THE TASK:
Determine how many lines below hold the string "environ". Reply with the number alone.

● ● ●

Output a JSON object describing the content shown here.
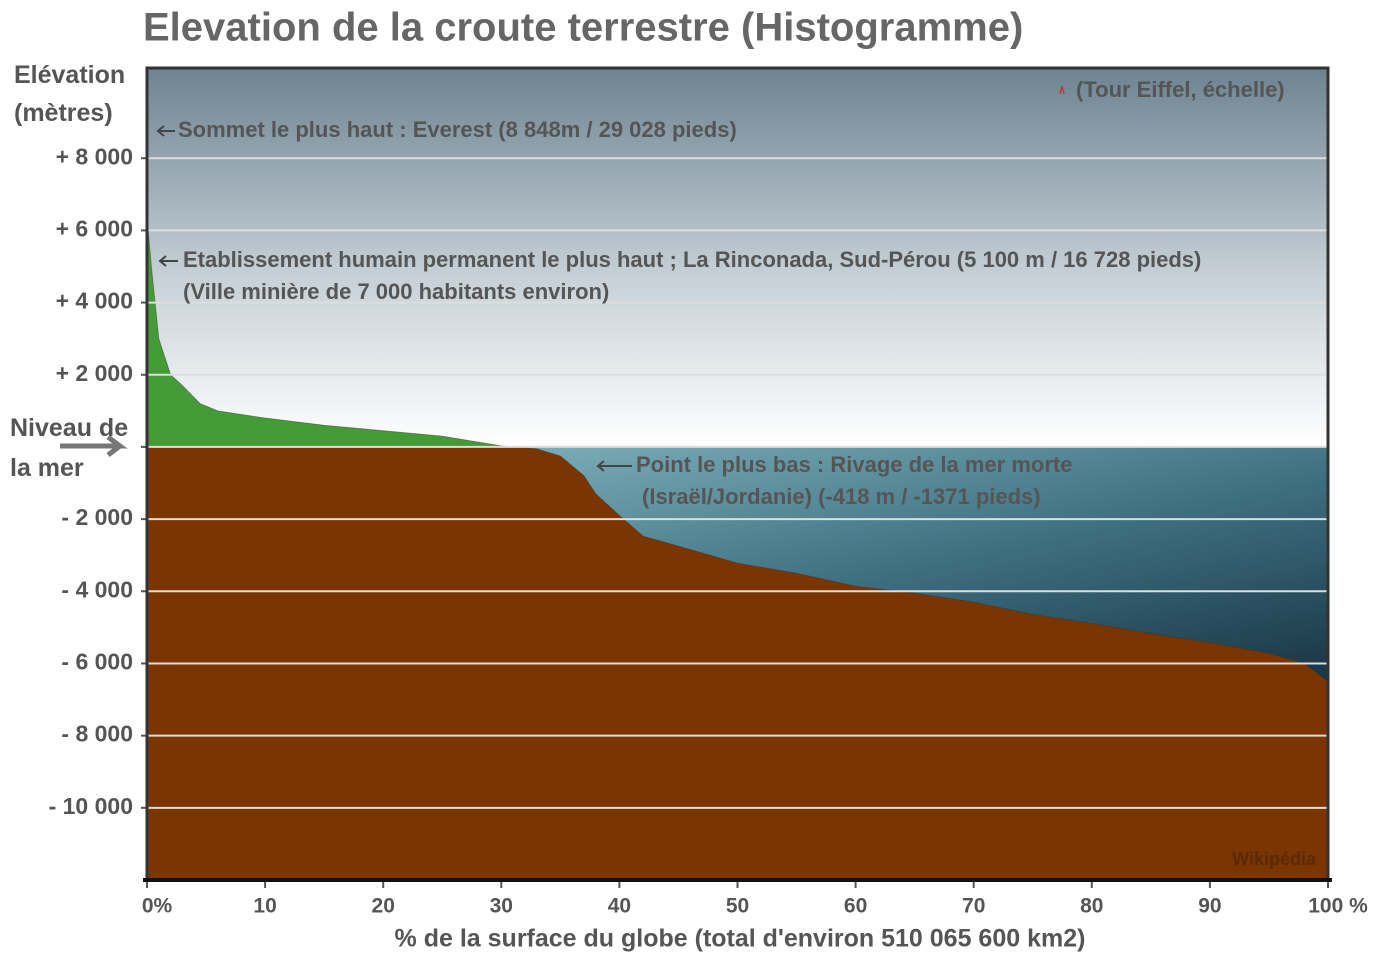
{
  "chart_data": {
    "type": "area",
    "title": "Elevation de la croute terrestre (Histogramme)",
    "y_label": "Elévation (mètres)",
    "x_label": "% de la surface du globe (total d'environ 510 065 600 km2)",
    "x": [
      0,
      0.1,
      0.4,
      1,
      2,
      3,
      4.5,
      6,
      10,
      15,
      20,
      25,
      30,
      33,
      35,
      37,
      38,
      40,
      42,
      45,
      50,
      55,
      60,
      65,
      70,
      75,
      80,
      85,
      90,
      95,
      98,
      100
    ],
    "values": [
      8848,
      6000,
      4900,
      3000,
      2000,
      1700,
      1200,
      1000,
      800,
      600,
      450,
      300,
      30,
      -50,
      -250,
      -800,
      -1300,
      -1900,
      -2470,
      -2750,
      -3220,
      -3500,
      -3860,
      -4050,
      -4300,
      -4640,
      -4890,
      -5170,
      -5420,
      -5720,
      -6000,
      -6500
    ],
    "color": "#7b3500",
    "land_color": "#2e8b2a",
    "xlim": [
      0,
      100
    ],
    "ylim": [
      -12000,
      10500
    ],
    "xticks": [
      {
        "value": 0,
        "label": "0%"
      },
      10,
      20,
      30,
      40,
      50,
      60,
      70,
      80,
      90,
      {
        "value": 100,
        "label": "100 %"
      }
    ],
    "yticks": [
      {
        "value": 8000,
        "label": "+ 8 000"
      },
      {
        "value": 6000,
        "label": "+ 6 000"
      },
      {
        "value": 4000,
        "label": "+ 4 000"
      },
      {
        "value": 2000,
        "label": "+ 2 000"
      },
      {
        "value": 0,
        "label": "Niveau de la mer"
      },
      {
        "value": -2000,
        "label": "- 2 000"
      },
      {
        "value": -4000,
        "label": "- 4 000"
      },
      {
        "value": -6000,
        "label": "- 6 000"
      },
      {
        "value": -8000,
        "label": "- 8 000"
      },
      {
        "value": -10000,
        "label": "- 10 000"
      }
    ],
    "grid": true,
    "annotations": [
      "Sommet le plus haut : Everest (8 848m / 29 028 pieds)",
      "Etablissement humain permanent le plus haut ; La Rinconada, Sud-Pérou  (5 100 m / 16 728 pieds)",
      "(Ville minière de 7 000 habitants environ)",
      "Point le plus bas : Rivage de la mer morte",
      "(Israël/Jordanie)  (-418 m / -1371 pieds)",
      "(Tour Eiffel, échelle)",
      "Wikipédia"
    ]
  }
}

● ● ●

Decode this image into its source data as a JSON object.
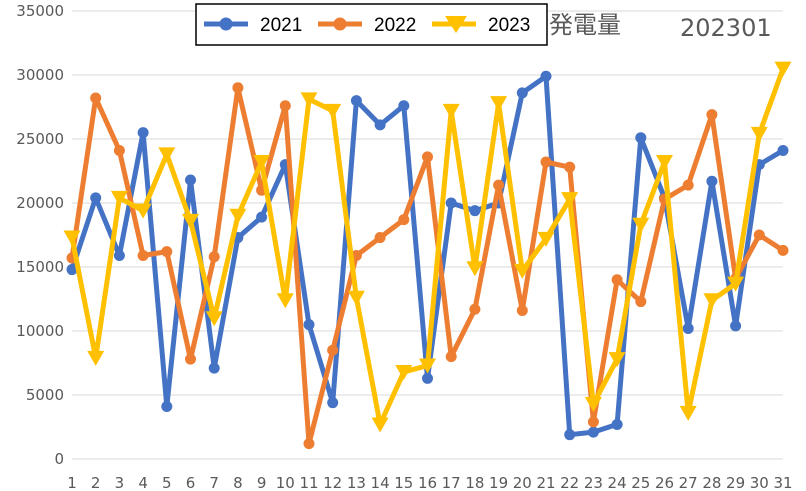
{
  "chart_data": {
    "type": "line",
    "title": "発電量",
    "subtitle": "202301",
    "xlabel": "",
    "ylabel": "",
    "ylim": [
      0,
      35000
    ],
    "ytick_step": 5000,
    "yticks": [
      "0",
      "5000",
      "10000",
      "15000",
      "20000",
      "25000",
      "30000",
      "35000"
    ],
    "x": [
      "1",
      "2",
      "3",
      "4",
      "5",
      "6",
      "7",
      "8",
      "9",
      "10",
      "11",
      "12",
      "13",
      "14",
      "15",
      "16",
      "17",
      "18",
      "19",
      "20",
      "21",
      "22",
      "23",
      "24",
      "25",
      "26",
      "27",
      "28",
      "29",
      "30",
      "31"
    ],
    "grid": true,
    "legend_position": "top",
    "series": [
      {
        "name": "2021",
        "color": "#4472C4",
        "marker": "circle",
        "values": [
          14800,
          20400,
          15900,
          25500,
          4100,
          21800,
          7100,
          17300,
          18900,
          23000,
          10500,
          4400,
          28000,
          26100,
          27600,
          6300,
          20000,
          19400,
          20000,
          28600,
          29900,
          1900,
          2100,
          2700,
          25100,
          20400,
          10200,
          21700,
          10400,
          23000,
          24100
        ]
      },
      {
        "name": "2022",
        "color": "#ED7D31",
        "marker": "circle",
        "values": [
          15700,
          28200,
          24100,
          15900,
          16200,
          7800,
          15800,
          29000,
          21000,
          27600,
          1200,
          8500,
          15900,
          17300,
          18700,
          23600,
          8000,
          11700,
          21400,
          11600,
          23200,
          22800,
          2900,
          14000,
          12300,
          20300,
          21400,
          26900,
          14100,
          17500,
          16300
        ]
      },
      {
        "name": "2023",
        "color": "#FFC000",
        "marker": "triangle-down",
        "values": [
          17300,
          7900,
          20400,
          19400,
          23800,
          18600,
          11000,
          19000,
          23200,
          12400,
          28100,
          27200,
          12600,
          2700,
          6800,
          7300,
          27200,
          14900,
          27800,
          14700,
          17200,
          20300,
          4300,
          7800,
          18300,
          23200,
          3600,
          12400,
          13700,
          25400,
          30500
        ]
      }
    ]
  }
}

● ● ●

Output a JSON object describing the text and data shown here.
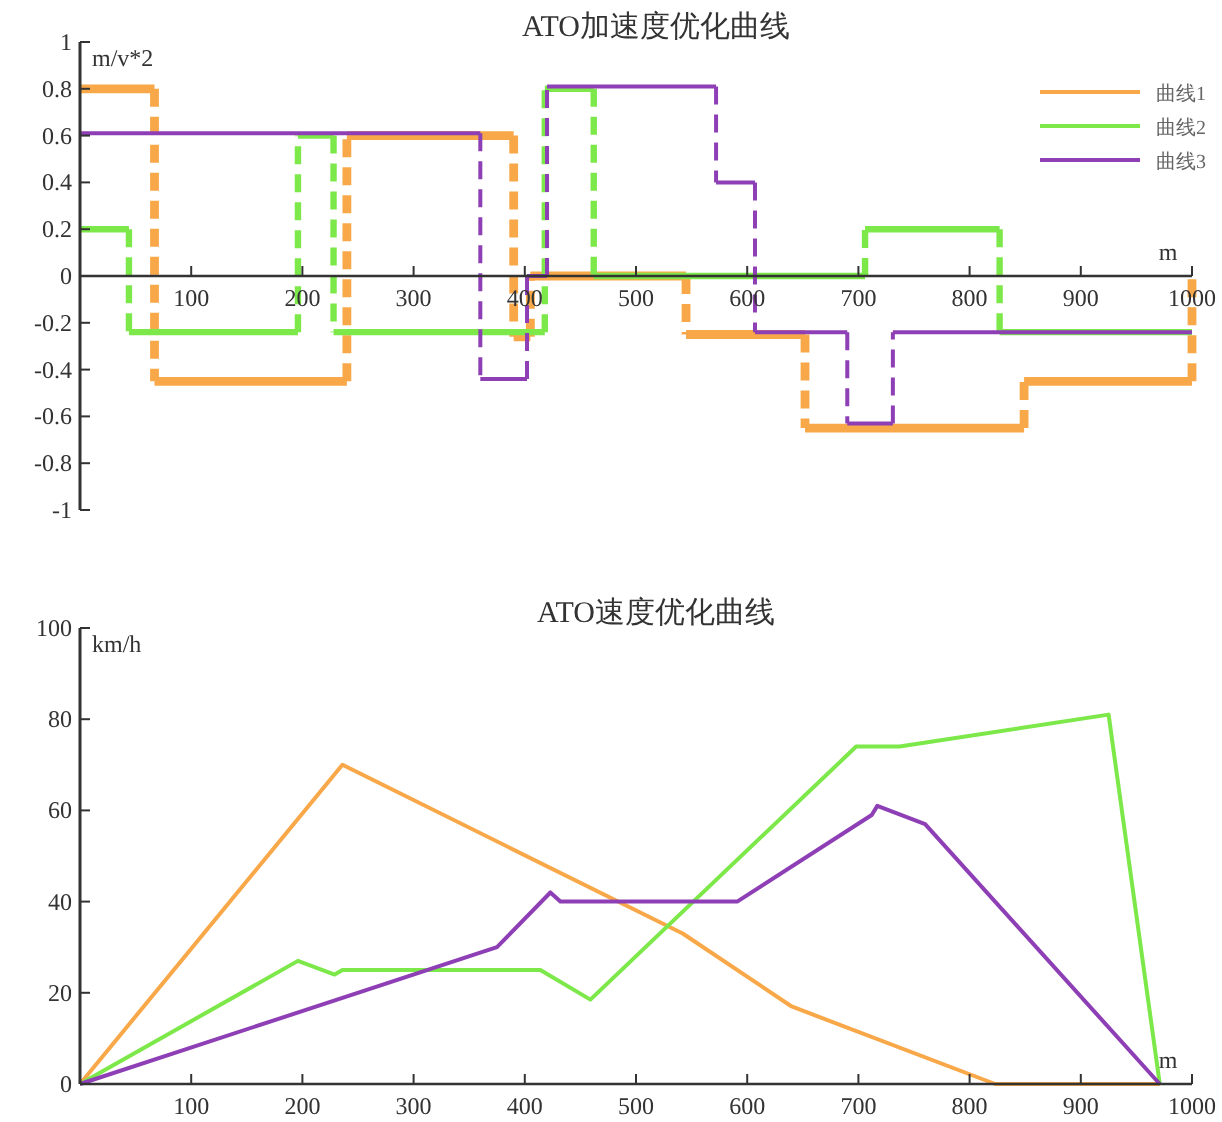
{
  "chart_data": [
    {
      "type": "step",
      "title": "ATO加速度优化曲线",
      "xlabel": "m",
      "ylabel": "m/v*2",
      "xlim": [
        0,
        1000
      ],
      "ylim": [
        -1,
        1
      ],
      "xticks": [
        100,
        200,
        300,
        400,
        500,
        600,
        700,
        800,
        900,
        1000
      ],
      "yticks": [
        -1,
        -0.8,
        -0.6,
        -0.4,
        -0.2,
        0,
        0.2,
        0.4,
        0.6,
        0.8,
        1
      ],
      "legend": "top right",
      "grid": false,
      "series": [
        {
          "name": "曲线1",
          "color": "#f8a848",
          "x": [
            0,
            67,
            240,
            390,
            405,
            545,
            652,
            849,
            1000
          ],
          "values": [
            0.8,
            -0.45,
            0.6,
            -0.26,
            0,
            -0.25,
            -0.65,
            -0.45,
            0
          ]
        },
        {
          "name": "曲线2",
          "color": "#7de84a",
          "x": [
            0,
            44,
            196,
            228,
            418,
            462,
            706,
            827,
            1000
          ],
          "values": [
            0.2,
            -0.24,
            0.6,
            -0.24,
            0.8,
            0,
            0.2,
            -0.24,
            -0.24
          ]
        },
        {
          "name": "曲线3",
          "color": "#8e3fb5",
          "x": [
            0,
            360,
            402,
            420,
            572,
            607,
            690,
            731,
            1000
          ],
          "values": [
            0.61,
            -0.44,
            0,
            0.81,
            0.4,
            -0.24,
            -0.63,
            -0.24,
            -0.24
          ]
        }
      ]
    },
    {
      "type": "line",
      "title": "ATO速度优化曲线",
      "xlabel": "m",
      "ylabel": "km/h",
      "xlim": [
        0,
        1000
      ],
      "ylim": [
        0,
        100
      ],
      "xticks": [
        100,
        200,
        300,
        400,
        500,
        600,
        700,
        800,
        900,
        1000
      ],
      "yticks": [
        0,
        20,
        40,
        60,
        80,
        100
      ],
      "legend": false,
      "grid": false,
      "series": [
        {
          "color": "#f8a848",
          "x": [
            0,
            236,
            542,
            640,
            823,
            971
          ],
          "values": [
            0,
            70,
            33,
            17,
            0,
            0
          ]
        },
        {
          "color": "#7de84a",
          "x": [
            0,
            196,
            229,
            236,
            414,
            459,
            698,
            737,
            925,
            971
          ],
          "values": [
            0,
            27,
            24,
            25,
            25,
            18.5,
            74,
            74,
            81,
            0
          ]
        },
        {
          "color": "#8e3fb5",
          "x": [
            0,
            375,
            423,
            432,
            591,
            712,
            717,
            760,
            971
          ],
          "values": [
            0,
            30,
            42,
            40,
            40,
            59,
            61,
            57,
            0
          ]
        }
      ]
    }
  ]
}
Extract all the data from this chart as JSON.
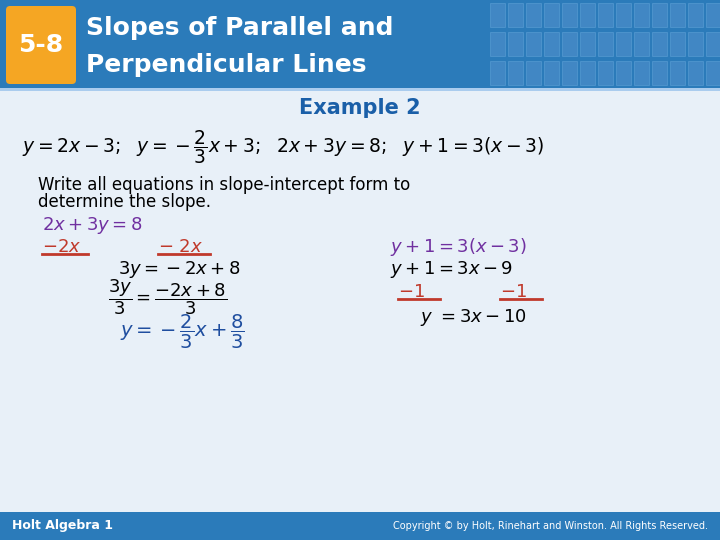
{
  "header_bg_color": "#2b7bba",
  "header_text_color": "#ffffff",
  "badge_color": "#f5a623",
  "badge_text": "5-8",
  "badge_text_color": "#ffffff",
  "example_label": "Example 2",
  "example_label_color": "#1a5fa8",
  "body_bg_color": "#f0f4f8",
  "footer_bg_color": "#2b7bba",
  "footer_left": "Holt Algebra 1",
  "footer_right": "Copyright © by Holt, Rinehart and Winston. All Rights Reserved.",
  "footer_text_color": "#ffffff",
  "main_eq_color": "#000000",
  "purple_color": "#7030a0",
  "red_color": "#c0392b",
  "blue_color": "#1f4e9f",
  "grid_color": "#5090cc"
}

● ● ●

THE ANSWER:
2